───── RECORDS PROVIDED

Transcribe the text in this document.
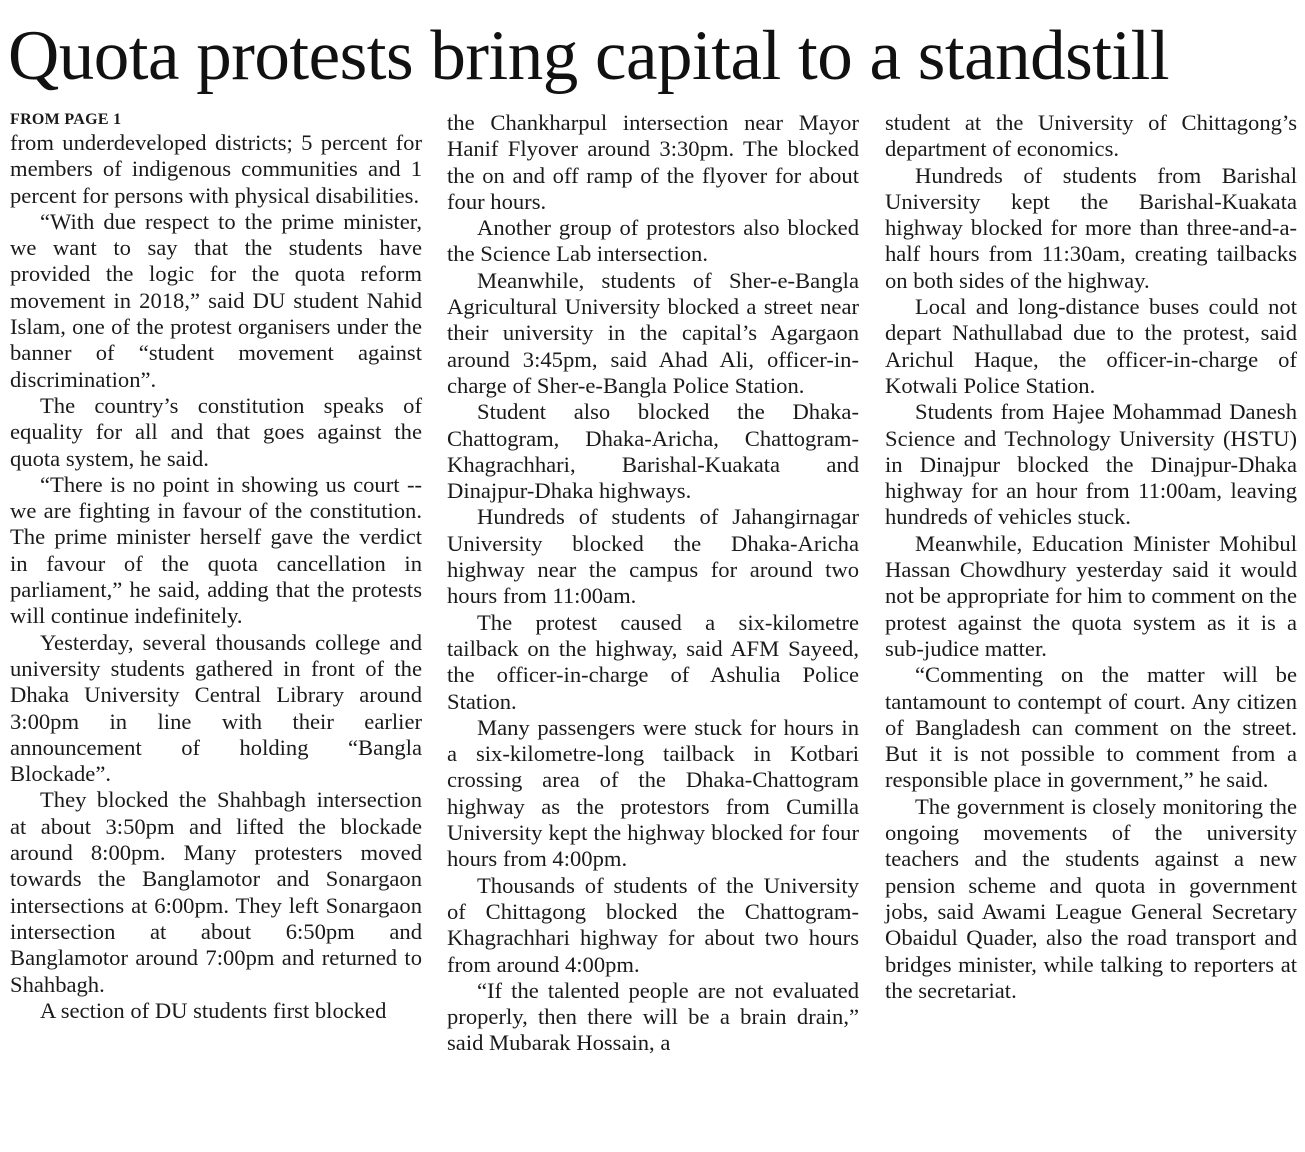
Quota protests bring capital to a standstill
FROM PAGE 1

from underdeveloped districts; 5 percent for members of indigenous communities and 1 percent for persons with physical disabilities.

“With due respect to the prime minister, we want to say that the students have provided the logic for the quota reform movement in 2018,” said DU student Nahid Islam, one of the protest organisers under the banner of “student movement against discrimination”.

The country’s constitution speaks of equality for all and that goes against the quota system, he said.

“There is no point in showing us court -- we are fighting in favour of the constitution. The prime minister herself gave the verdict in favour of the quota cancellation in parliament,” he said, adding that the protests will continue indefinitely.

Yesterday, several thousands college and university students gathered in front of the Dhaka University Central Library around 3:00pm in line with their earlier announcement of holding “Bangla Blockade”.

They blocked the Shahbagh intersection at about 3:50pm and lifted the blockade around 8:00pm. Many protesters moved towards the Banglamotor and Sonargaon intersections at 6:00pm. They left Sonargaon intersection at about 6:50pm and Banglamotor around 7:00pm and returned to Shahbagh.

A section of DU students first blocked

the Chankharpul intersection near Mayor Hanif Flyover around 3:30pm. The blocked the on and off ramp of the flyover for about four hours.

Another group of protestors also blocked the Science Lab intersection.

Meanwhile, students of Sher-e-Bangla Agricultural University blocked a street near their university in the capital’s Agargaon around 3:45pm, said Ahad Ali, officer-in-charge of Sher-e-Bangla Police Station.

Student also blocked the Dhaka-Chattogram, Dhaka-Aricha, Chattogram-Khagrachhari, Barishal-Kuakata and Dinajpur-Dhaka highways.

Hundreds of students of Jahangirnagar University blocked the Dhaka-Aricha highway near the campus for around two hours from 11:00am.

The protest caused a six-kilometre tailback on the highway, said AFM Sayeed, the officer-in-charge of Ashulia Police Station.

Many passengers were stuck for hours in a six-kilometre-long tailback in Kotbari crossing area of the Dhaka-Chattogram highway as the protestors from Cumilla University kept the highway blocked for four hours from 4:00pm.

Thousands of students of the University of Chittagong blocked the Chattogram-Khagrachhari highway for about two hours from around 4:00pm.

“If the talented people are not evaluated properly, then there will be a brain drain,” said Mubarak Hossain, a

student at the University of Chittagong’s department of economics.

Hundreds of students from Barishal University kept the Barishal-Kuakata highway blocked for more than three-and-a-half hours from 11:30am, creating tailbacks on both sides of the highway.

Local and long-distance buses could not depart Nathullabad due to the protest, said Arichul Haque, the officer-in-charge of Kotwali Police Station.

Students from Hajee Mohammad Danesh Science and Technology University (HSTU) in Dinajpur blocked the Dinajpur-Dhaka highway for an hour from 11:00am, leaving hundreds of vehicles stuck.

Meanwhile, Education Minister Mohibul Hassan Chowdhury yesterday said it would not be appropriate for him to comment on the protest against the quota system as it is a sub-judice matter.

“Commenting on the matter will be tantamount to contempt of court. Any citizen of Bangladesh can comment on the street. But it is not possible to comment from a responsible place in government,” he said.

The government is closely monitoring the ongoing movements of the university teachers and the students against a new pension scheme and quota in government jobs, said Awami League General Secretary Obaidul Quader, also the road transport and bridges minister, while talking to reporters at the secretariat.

──────────
───── RECORDS PROVIDED

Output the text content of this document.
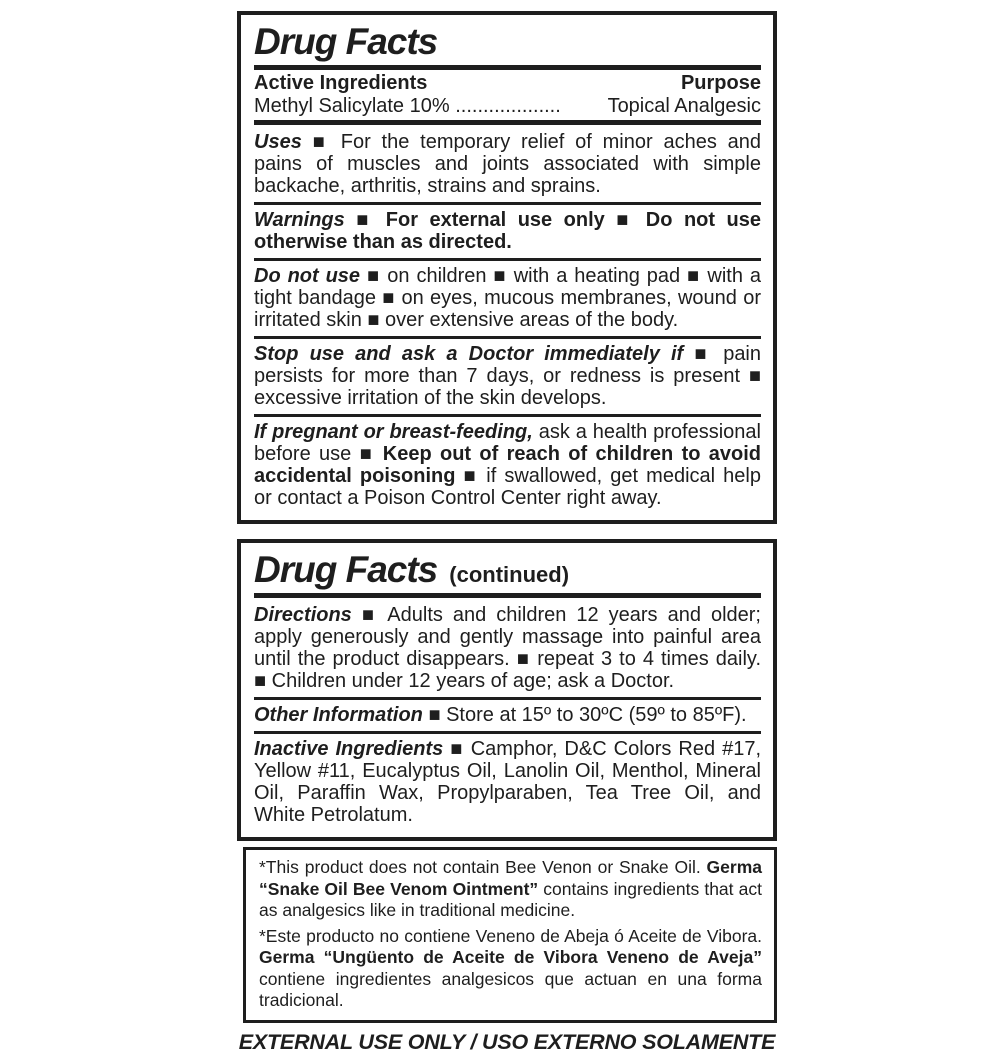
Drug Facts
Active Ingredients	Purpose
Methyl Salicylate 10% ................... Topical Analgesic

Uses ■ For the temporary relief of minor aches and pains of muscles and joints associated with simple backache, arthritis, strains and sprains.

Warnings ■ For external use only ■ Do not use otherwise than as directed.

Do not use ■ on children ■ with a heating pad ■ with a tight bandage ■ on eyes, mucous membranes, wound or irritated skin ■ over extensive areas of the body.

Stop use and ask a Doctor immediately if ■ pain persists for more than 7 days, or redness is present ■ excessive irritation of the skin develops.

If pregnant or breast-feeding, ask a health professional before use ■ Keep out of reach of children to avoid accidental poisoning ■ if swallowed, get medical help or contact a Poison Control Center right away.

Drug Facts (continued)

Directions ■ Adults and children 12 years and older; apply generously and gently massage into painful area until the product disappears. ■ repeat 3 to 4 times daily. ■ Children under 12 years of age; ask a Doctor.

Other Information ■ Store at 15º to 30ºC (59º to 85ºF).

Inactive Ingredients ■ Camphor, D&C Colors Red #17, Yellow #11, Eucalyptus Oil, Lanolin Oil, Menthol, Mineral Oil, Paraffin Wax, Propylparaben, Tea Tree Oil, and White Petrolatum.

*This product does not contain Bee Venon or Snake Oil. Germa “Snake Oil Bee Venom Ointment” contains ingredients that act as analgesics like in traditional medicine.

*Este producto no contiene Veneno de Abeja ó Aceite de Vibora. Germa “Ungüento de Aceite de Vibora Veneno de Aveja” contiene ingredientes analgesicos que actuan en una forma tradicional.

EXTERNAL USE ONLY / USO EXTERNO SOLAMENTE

──────────

→ EXERCISE BRIEF
Look through the data above. Each line containing the word "court" needs to be copied.

→ ANSWER TO THE TASK
“There is no point in showing us court -- we are fighting in favour of the constitution. The prime minister herself gave the verdict in favour of the quota cancellation in parliament,” he said, adding that the protests will continue indefinitely.
“Commenting on the matter will be tantamount to contempt of court. Any citizen of Bangladesh can comment on the street. But it is not possible to comment from a responsible place in government,” he said.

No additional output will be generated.